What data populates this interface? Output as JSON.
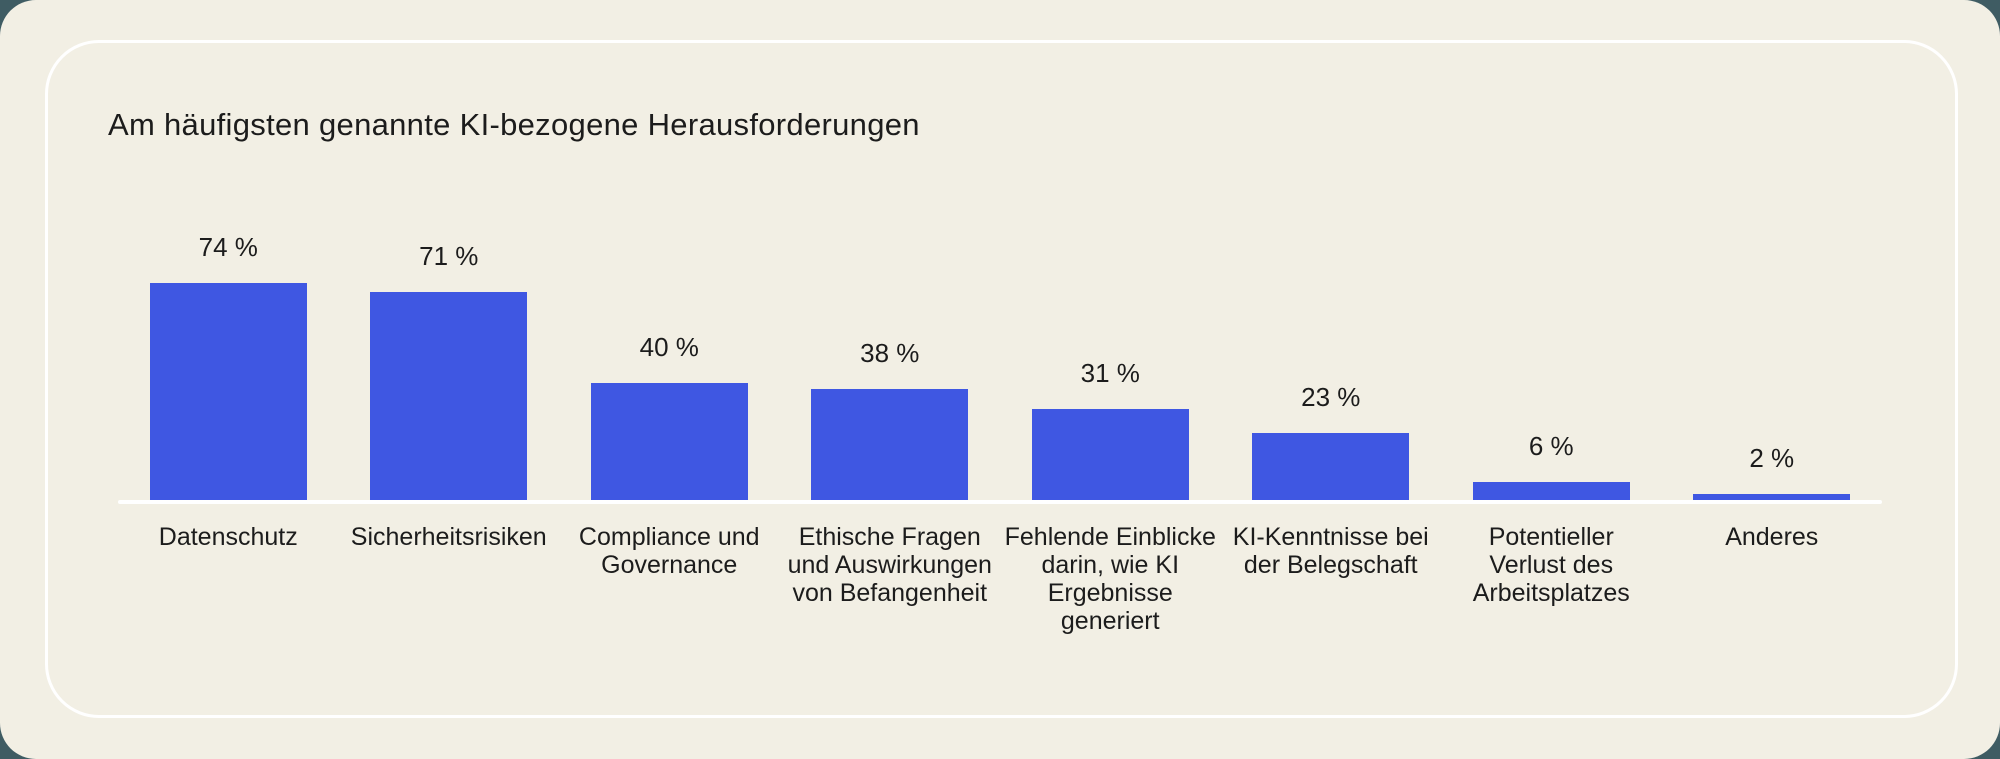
{
  "page": {
    "title": "Am häufigsten genannte KI-bezogene Herausforderungen"
  },
  "colors": {
    "outer_background": "#3F5C63",
    "page_background": "#F2EFE4",
    "card_border": "#FFFFFF",
    "bar": "#3F57E2",
    "text": "#1C1C1C",
    "baseline": "#FFFFFF"
  },
  "chart_data": {
    "type": "bar",
    "title": "Am häufigsten genannte KI-bezogene Herausforderungen",
    "unit": "%",
    "categories": [
      "Datenschutz",
      "Sicherheitsrisiken",
      "Compliance und Governance",
      "Ethische Fragen und Auswirkungen von Befangenheit",
      "Fehlende Einblicke darin, wie KI Ergebnisse generiert",
      "KI-Kenntnisse bei der Belegschaft",
      "Potentieller Verlust des Arbeitsplatzes",
      "Anderes"
    ],
    "category_label_lines": [
      "Datenschutz",
      "Sicherheitsrisiken",
      "Compliance und\nGovernance",
      "Ethische Fragen\nund Auswirkungen\nvon Befangenheit",
      "Fehlende Einblicke\ndarin, wie KI\nErgebnisse\ngeneriert",
      "KI-Kenntnisse bei\nder Belegschaft",
      "Potentieller\nVerlust des\nArbeitsplatzes",
      "Anderes"
    ],
    "values": [
      74,
      71,
      40,
      38,
      31,
      23,
      6,
      2
    ],
    "value_labels": [
      "74 %",
      "71 %",
      "40 %",
      "38 %",
      "31 %",
      "23 %",
      "6 %",
      "2 %"
    ],
    "xlabel": "",
    "ylabel": "",
    "ylim": [
      0,
      100
    ],
    "grid": false,
    "legend": false,
    "bar_color": "#3F57E2"
  }
}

> _Short exercise_:
Your task is to repeat the data above exactly while excluding the pictures.

> _Solution for this exercise_:
What data populates this interface? Output as JSON.
{
  "page": {
    "title": "Am häufigsten genannte KI-bezogene Herausforderungen"
  },
  "colors": {
    "outer_background": "#3F5C63",
    "page_background": "#F2EFE4",
    "card_border": "#FFFFFF",
    "bar": "#3F57E2",
    "text": "#1C1C1C",
    "baseline": "#FFFFFF"
  },
  "chart_data": {
    "type": "bar",
    "title": "Am häufigsten genannte KI-bezogene Herausforderungen",
    "unit": "%",
    "categories": [
      "Datenschutz",
      "Sicherheitsrisiken",
      "Compliance und Governance",
      "Ethische Fragen und Auswirkungen von Befangenheit",
      "Fehlende Einblicke darin, wie KI Ergebnisse generiert",
      "KI-Kenntnisse bei der Belegschaft",
      "Potentieller Verlust des Arbeitsplatzes",
      "Anderes"
    ],
    "category_label_lines": [
      "Datenschutz",
      "Sicherheitsrisiken",
      "Compliance und\nGovernance",
      "Ethische Fragen\nund Auswirkungen\nvon Befangenheit",
      "Fehlende Einblicke\ndarin, wie KI\nErgebnisse\ngeneriert",
      "KI-Kenntnisse bei\nder Belegschaft",
      "Potentieller\nVerlust des\nArbeitsplatzes",
      "Anderes"
    ],
    "values": [
      74,
      71,
      40,
      38,
      31,
      23,
      6,
      2
    ],
    "value_labels": [
      "74 %",
      "71 %",
      "40 %",
      "38 %",
      "31 %",
      "23 %",
      "6 %",
      "2 %"
    ],
    "xlabel": "",
    "ylabel": "",
    "ylim": [
      0,
      100
    ],
    "grid": false,
    "legend": false,
    "bar_color": "#3F57E2"
  }
}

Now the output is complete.